Work to be completed: Read the lines that follow and tally those with the word "폐기물의"; give the number and nothing else.
##### Provided records #####
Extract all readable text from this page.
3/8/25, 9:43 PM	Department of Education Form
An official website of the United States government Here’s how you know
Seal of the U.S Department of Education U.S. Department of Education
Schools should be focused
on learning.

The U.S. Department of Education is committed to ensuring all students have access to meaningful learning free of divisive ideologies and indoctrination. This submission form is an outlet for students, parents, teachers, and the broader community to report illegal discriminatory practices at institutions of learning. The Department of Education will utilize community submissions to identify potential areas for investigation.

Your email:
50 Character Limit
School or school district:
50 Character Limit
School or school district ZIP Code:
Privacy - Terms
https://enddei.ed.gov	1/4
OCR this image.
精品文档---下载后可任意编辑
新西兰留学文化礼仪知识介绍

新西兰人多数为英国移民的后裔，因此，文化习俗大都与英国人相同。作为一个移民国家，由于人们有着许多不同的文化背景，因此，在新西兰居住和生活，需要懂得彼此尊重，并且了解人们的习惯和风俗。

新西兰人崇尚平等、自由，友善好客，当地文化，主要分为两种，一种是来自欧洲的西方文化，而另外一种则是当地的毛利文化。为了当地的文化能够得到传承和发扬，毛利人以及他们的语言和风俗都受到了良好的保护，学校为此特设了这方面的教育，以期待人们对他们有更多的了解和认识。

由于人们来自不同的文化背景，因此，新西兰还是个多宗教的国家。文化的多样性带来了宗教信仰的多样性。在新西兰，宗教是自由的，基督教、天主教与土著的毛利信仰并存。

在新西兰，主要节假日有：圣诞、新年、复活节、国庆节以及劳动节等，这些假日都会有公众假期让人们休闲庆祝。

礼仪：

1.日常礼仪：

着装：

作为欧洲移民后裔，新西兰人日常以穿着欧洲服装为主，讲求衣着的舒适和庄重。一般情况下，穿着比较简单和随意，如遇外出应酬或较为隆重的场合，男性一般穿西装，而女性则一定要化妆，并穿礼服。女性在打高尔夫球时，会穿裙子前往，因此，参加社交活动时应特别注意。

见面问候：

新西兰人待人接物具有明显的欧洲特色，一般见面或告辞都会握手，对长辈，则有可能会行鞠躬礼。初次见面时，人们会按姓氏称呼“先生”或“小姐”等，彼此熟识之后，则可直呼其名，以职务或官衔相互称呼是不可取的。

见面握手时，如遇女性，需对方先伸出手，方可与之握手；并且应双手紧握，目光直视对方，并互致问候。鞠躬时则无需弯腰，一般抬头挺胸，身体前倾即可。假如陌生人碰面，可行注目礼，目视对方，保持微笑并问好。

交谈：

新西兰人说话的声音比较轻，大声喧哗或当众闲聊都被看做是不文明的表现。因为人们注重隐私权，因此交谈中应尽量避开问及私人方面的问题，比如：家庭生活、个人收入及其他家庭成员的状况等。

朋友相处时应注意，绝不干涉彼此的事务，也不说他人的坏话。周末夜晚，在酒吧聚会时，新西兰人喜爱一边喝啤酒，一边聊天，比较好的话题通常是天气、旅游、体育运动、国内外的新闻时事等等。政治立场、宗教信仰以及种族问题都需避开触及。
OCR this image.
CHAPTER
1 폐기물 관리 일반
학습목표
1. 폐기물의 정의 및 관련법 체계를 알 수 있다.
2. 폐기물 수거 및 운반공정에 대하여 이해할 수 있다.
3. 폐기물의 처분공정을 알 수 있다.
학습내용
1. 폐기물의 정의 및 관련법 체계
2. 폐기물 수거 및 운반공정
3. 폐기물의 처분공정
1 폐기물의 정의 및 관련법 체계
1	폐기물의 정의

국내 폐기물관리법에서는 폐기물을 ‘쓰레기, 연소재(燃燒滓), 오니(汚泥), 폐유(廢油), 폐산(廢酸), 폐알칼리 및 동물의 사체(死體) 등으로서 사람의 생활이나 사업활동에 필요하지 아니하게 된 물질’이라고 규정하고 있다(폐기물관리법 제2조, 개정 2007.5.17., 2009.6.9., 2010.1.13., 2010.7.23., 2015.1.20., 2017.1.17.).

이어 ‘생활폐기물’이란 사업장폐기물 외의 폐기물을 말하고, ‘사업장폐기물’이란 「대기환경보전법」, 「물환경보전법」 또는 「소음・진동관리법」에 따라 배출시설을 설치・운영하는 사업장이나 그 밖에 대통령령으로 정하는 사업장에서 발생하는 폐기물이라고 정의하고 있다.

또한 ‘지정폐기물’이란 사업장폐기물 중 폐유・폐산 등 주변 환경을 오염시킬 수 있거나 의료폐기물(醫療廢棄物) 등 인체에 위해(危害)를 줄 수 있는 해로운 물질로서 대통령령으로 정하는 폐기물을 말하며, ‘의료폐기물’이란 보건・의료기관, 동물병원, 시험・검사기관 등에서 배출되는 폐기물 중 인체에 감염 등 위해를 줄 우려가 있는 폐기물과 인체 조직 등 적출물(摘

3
#####
Correct response: 6